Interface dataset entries
/---
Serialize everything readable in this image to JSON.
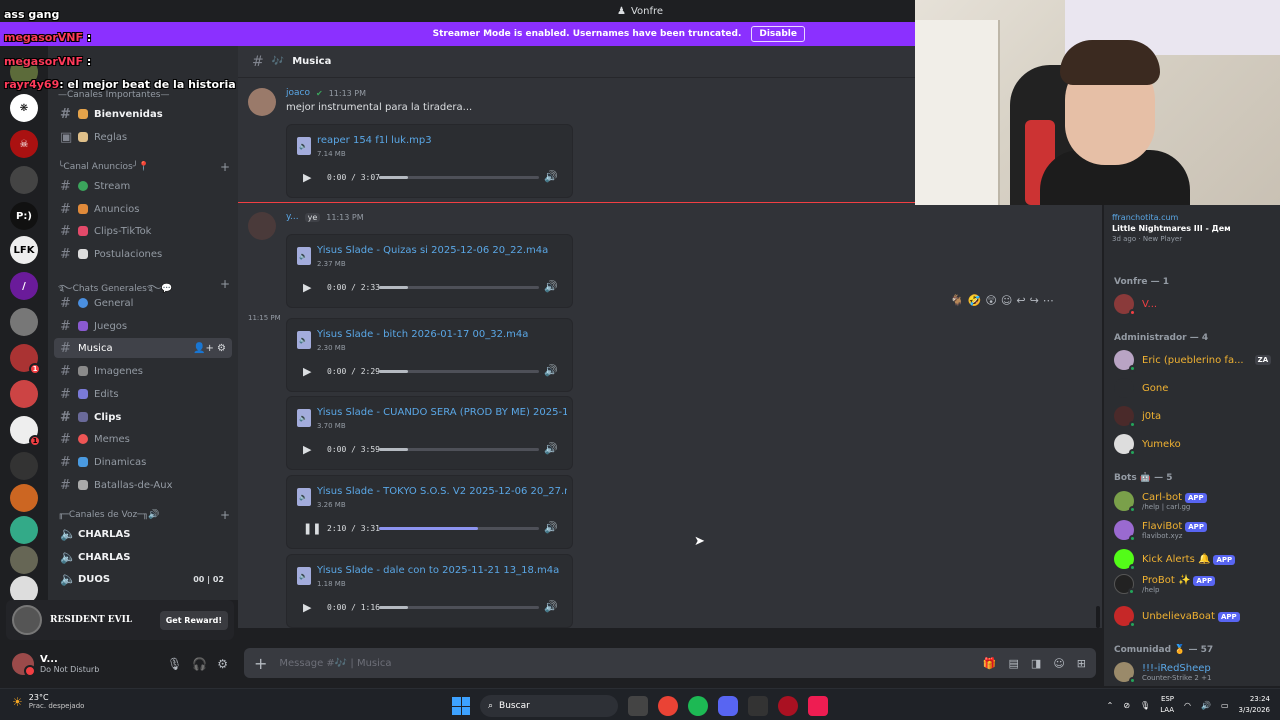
{
  "topbar": {
    "title": "Vonfre"
  },
  "banner": {
    "text": "Streamer Mode is enabled. Usernames have been truncated.",
    "button": "Disable"
  },
  "overlay": {
    "lines": [
      {
        "name": "ass gang",
        "text": ""
      },
      {
        "name": "megasorVNF",
        "text": ":"
      },
      {
        "name": "megasorVNF",
        "text": ":"
      },
      {
        "name": "rayr4y69",
        "text": ": el mejor beat de la historia watafak"
      }
    ]
  },
  "sidebar": {
    "categories": [
      {
        "label": "—Canales Importantes—"
      },
      {
        "label": "╰Canal Anuncios╯📍"
      },
      {
        "label": "࿐Chats Generales࿐💬"
      },
      {
        "label": "╓─Canales de Voz─╖🔊"
      }
    ],
    "channels": [
      {
        "label": "Bienvenidas",
        "bold": true
      },
      {
        "label": "Reglas"
      },
      {
        "label": "Stream"
      },
      {
        "label": "Anuncios"
      },
      {
        "label": "Clips-TikTok"
      },
      {
        "label": "Postulaciones"
      },
      {
        "label": "General"
      },
      {
        "label": "Juegos"
      },
      {
        "label": "Musica",
        "active": true
      },
      {
        "label": "Imagenes"
      },
      {
        "label": "Edits"
      },
      {
        "label": "Clips",
        "bold": true
      },
      {
        "label": "Memes"
      },
      {
        "label": "Dinamicas"
      },
      {
        "label": "Batallas-de-Aux"
      }
    ],
    "voice": [
      {
        "label": "CHARLAS"
      },
      {
        "label": "CHARLAS"
      },
      {
        "label": "DUOS",
        "count_a": "00",
        "count_b": "02"
      }
    ]
  },
  "promo": {
    "game": "RESIDENT EVIL",
    "button": "Get Reward!"
  },
  "user": {
    "name": "V...",
    "status": "Do Not Disturb"
  },
  "channel": {
    "name": "Musica"
  },
  "messages": {
    "m1": {
      "author": "joaco",
      "time": "11:13 PM",
      "text": "mejor instrumental para la tiradera..."
    },
    "m2": {
      "author": "y...",
      "tag": "ye",
      "time": "11:13 PM"
    },
    "ts3": "11:15 PM"
  },
  "attachments": [
    {
      "name": "reaper 154 f1l luk.mp3",
      "size": "7.14 MB",
      "time": "0:00 / 3:07",
      "progress": 0.0,
      "playing": false
    },
    {
      "name": "Yisus Slade - Quizas si 2025-12-06 20_22.m4a",
      "size": "2.37 MB",
      "time": "0:00 / 2:33",
      "progress": 0.0,
      "playing": false
    },
    {
      "name": "Yisus Slade - bitch 2026-01-17 00_32.m4a",
      "size": "2.30 MB",
      "time": "0:00 / 2:29",
      "progress": 0.0,
      "playing": false
    },
    {
      "name": "Yisus Slade - CUANDO SERA (PROD BY ME) 2025-12-1",
      "size": "3.70 MB",
      "time": "0:00 / 3:59",
      "progress": 0.0,
      "playing": false
    },
    {
      "name": "Yisus Slade - TOKYO S.O.S. V2 2025-12-06 20_27.m4a",
      "size": "3.26 MB",
      "time": "2:10 / 3:31",
      "progress": 0.62,
      "playing": true
    },
    {
      "name": "Yisus Slade - dale con to 2025-11-21 13_18.m4a",
      "size": "1.18 MB",
      "time": "0:00 / 1:16",
      "progress": 0.0,
      "playing": false
    }
  ],
  "composer": {
    "placeholder": "Message #🎶 | Musica"
  },
  "members": {
    "activity": {
      "who": "ffranchotita.cum",
      "game": "Little Nightmares III - Дем",
      "when": "3d ago",
      "tag": "New Player"
    },
    "groups": [
      {
        "label": "Vonfre — 1"
      },
      {
        "label": "Administrador — 4"
      },
      {
        "label": "Bots 🤖 — 5"
      },
      {
        "label": "Comunidad 🏅 — 57"
      }
    ],
    "list": [
      {
        "name": "V...",
        "color": "#f23f43",
        "sub": ""
      },
      {
        "name": "Eric (pueblerino fa...",
        "color": "#f0b232",
        "sub": ""
      },
      {
        "name": "Gone",
        "color": "#f0b232",
        "sub": ""
      },
      {
        "name": "j0ta",
        "color": "#f0b232",
        "sub": ""
      },
      {
        "name": "Yumeko",
        "color": "#f0b232",
        "sub": ""
      },
      {
        "name": "Carl-bot",
        "color": "#f0b232",
        "sub": "/help | carl.gg",
        "app": "APP"
      },
      {
        "name": "FlaviBot",
        "color": "#f0b232",
        "sub": "flavibot.xyz",
        "app": "APP"
      },
      {
        "name": "Kick Alerts 🔔",
        "color": "#f0b232",
        "sub": "",
        "app": "APP"
      },
      {
        "name": "ProBot ✨",
        "color": "#f0b232",
        "sub": "/help",
        "app": "APP"
      },
      {
        "name": "UnbelievaBoat",
        "color": "#f0b232",
        "sub": "",
        "app": "APP"
      },
      {
        "name": "!!!-iRedSheep",
        "color": "#5aa7e6",
        "sub": "Counter-Strike 2 +1"
      }
    ],
    "admin_badge": "ZA"
  },
  "taskbar": {
    "temp": "23°C",
    "weather": "Prac. despejado",
    "search": "Buscar",
    "lang_a": "ESP",
    "lang_b": "LAA",
    "time": "23:24",
    "date": "3/3/2026"
  }
}
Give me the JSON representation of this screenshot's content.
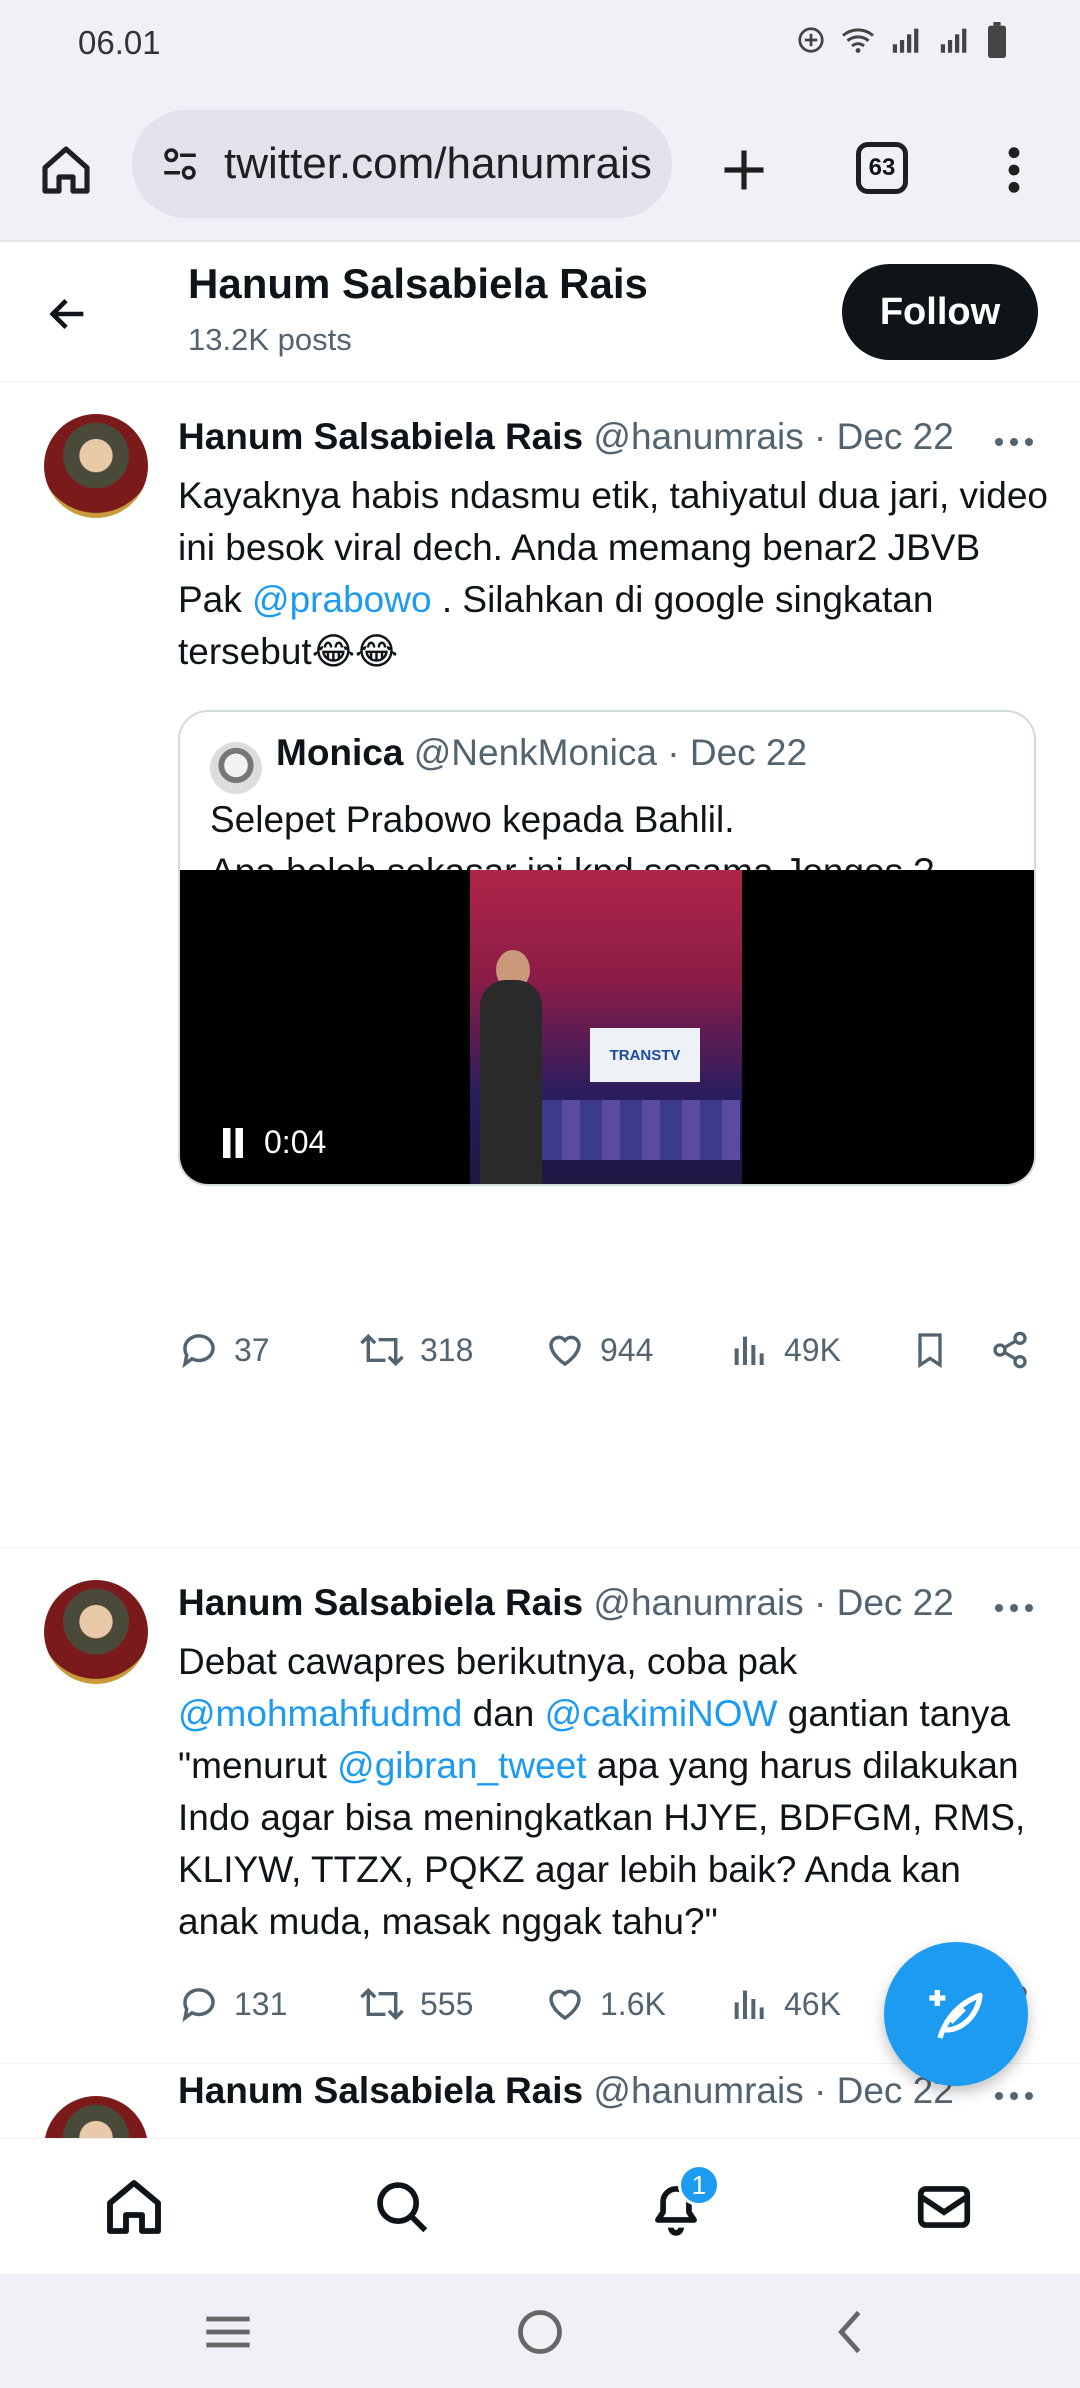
{
  "status_bar": {
    "time": "06.01"
  },
  "browser": {
    "url": "twitter.com/hanumrais",
    "tab_count": "63"
  },
  "profile_header": {
    "name": "Hanum Salsabiela Rais",
    "posts": "13.2K posts",
    "follow_label": "Follow"
  },
  "tweets": [
    {
      "name": "Hanum Salsabiela Rais",
      "handle": "@hanumrais",
      "sep": "·",
      "date": "Dec 22",
      "text_a": "Kayaknya habis ndasmu etik, tahiyatul dua jari, video ini besok viral dech. Anda memang benar2 JBVB Pak ",
      "mention_1": "@prabowo",
      "text_b": " . Silahkan di google singkatan tersebut😂😂",
      "quote": {
        "name": "Monica",
        "handle": "@NenkMonica",
        "sep": "·",
        "date": "Dec 22",
        "line_1": "Selepet Prabowo kepada Bahlil.",
        "line_2": "Apa boleh sekasar ini kpd sesama Jongos ?",
        "video_time": "0:04",
        "video_banner": "TRANSTV"
      },
      "replies": "37",
      "reposts": "318",
      "likes": "944",
      "views": "49K"
    },
    {
      "name": "Hanum Salsabiela Rais",
      "handle": "@hanumrais",
      "sep": "·",
      "date": "Dec 22",
      "text_a": "Debat cawapres berikutnya, coba pak ",
      "mention_1": "@mohmahfudmd",
      "text_b": " dan ",
      "mention_2": "@cakimiNOW",
      "text_c": " gantian tanya \"menurut ",
      "mention_3": "@gibran_tweet",
      "text_d": " apa yang harus dilakukan Indo agar bisa meningkatkan HJYE, BDFGM, RMS, KLIYW, TTZX, PQKZ agar lebih baik? Anda kan anak muda, masak nggak tahu?\"",
      "replies": "131",
      "reposts": "555",
      "likes": "1.6K",
      "views": "46K"
    },
    {
      "name": "Hanum Salsabiela Rais",
      "handle": "@hanumrais",
      "sep": "·",
      "date": "Dec 22"
    }
  ],
  "nav": {
    "notification_count": "1"
  },
  "colors": {
    "accent": "#1d9bf0",
    "text": "#0f1419",
    "muted": "#536471"
  }
}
\---
- **The problem**
Reproduce each line of the data containing the word "this".

- **Answer space**
Serialize everything readable in this image to JSON.
Give me the JSON representation of this screenshot's content.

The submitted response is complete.